··· Data entries
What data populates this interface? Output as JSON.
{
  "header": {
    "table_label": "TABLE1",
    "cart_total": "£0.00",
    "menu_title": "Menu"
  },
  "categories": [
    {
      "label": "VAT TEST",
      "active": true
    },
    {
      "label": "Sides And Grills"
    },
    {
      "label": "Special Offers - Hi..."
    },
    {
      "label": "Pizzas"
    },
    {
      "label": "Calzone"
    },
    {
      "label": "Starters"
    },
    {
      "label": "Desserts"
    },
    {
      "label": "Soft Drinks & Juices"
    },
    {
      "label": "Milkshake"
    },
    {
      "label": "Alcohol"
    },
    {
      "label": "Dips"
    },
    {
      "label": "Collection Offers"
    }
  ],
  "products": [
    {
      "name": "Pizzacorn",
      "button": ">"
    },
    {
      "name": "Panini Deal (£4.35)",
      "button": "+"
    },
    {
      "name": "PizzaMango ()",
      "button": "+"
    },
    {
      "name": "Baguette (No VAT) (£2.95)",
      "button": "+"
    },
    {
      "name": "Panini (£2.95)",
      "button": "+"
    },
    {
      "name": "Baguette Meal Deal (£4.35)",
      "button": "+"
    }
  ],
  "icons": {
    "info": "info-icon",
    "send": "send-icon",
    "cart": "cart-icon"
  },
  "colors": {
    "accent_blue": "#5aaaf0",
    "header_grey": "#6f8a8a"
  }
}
······
* _Task to carry out_
Exactly as shown, repeat every record.

* _Finished exercise_
What data populates this interface? Output as JSON.
{
  "header": {
    "table_label": "TABLE1",
    "cart_total": "£0.00",
    "menu_title": "Menu"
  },
  "categories": [
    {
      "label": "VAT TEST",
      "active": true
    },
    {
      "label": "Sides And Grills"
    },
    {
      "label": "Special Offers - Hi..."
    },
    {
      "label": "Pizzas"
    },
    {
      "label": "Calzone"
    },
    {
      "label": "Starters"
    },
    {
      "label": "Desserts"
    },
    {
      "label": "Soft Drinks & Juices"
    },
    {
      "label": "Milkshake"
    },
    {
      "label": "Alcohol"
    },
    {
      "label": "Dips"
    },
    {
      "label": "Collection Offers"
    }
  ],
  "products": [
    {
      "name": "Pizzacorn",
      "button": ">"
    },
    {
      "name": "Panini Deal (£4.35)",
      "button": "+"
    },
    {
      "name": "PizzaMango ()",
      "button": "+"
    },
    {
      "name": "Baguette (No VAT) (£2.95)",
      "button": "+"
    },
    {
      "name": "Panini (£2.95)",
      "button": "+"
    },
    {
      "name": "Baguette Meal Deal (£4.35)",
      "button": "+"
    }
  ],
  "icons": {
    "info": "info-icon",
    "send": "send-icon",
    "cart": "cart-icon"
  },
  "colors": {
    "accent_blue": "#5aaaf0",
    "header_grey": "#6f8a8a"
  }
}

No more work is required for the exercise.